=== PROBLEM ===
Reproduce every entry below precisely; do not include the pictures.

Start of RAW DATA

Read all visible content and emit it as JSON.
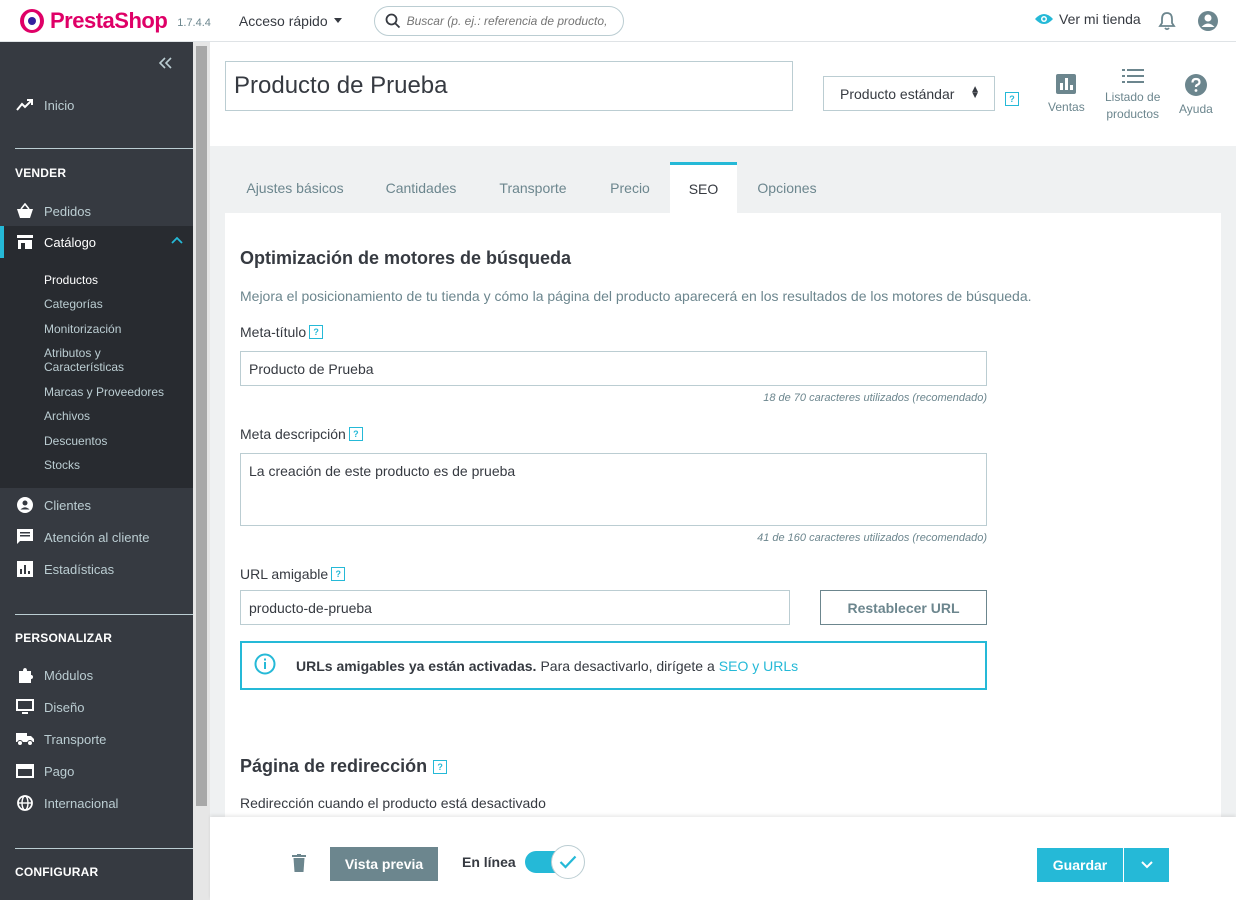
{
  "header": {
    "brand": "PrestaShop",
    "version": "1.7.4.4",
    "quick_access": "Acceso rápido",
    "search_placeholder": "Buscar (p. ej.: referencia de producto, nombre de cliente...)",
    "view_store": "Ver mi tienda"
  },
  "sidebar": {
    "home": "Inicio",
    "sections": {
      "sell": "VENDER",
      "customize": "PERSONALIZAR",
      "configure": "CONFIGURAR"
    },
    "sell_items": [
      "Pedidos",
      "Catálogo"
    ],
    "catalog_sub": [
      "Productos",
      "Categorías",
      "Monitorización",
      "Atributos y Características",
      "Marcas y Proveedores",
      "Archivos",
      "Descuentos",
      "Stocks"
    ],
    "after_items": [
      "Clientes",
      "Atención al cliente",
      "Estadísticas"
    ],
    "customize_items": [
      "Módulos",
      "Diseño",
      "Transporte",
      "Pago",
      "Internacional"
    ]
  },
  "product": {
    "name": "Producto de Prueba",
    "type": "Producto estándar",
    "toolbar": {
      "sales": "Ventas",
      "list_line1": "Listado de",
      "list_line2": "productos",
      "help": "Ayuda"
    }
  },
  "tabs": [
    "Ajustes básicos",
    "Cantidades",
    "Transporte",
    "Precio",
    "SEO",
    "Opciones"
  ],
  "seo": {
    "title": "Optimización de motores de búsqueda",
    "lead": "Mejora el posicionamiento de tu tienda y cómo la página del producto aparecerá en los resultados de los motores de búsqueda.",
    "meta_title_label": "Meta-título",
    "meta_title_value": "Producto de Prueba",
    "meta_title_counter": "18 de 70 caracteres utilizados (recomendado)",
    "meta_desc_label": "Meta descripción",
    "meta_desc_value": "La creación de este producto es de prueba",
    "meta_desc_counter": "41 de 160 caracteres utilizados (recomendado)",
    "url_label": "URL amigable",
    "url_value": "producto-de-prueba",
    "reset_url": "Restablecer URL",
    "alert_bold": "URLs amigables ya están activadas.",
    "alert_text": "Para desactivarlo, dirígete a",
    "alert_link": "SEO y URLs",
    "redirect_title": "Página de redirección",
    "redirect_desc": "Redirección cuando el producto está desactivado"
  },
  "footer": {
    "preview": "Vista previa",
    "online": "En línea",
    "save": "Guardar"
  },
  "colors": {
    "accent": "#25b9d7",
    "sidebar": "#363a41",
    "brand": "#df0067"
  }
}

End of RAW DATA

=== TASK RESULT ===
Read all visible content and emit it as JSON.
{
  "header": {
    "brand": "PrestaShop",
    "version": "1.7.4.4",
    "quick_access": "Acceso rápido",
    "search_placeholder": "Buscar (p. ej.: referencia de producto, nombre de cliente...)",
    "view_store": "Ver mi tienda"
  },
  "sidebar": {
    "home": "Inicio",
    "sections": {
      "sell": "VENDER",
      "customize": "PERSONALIZAR",
      "configure": "CONFIGURAR"
    },
    "sell_items": [
      "Pedidos",
      "Catálogo"
    ],
    "catalog_sub": [
      "Productos",
      "Categorías",
      "Monitorización",
      "Atributos y Características",
      "Marcas y Proveedores",
      "Archivos",
      "Descuentos",
      "Stocks"
    ],
    "after_items": [
      "Clientes",
      "Atención al cliente",
      "Estadísticas"
    ],
    "customize_items": [
      "Módulos",
      "Diseño",
      "Transporte",
      "Pago",
      "Internacional"
    ]
  },
  "product": {
    "name": "Producto de Prueba",
    "type": "Producto estándar",
    "toolbar": {
      "sales": "Ventas",
      "list_line1": "Listado de",
      "list_line2": "productos",
      "help": "Ayuda"
    }
  },
  "tabs": [
    "Ajustes básicos",
    "Cantidades",
    "Transporte",
    "Precio",
    "SEO",
    "Opciones"
  ],
  "seo": {
    "title": "Optimización de motores de búsqueda",
    "lead": "Mejora el posicionamiento de tu tienda y cómo la página del producto aparecerá en los resultados de los motores de búsqueda.",
    "meta_title_label": "Meta-título",
    "meta_title_value": "Producto de Prueba",
    "meta_title_counter": "18 de 70 caracteres utilizados (recomendado)",
    "meta_desc_label": "Meta descripción",
    "meta_desc_value": "La creación de este producto es de prueba",
    "meta_desc_counter": "41 de 160 caracteres utilizados (recomendado)",
    "url_label": "URL amigable",
    "url_value": "producto-de-prueba",
    "reset_url": "Restablecer URL",
    "alert_bold": "URLs amigables ya están activadas.",
    "alert_text": "Para desactivarlo, dirígete a",
    "alert_link": "SEO y URLs",
    "redirect_title": "Página de redirección",
    "redirect_desc": "Redirección cuando el producto está desactivado"
  },
  "footer": {
    "preview": "Vista previa",
    "online": "En línea",
    "save": "Guardar"
  },
  "colors": {
    "accent": "#25b9d7",
    "sidebar": "#363a41",
    "brand": "#df0067"
  }
}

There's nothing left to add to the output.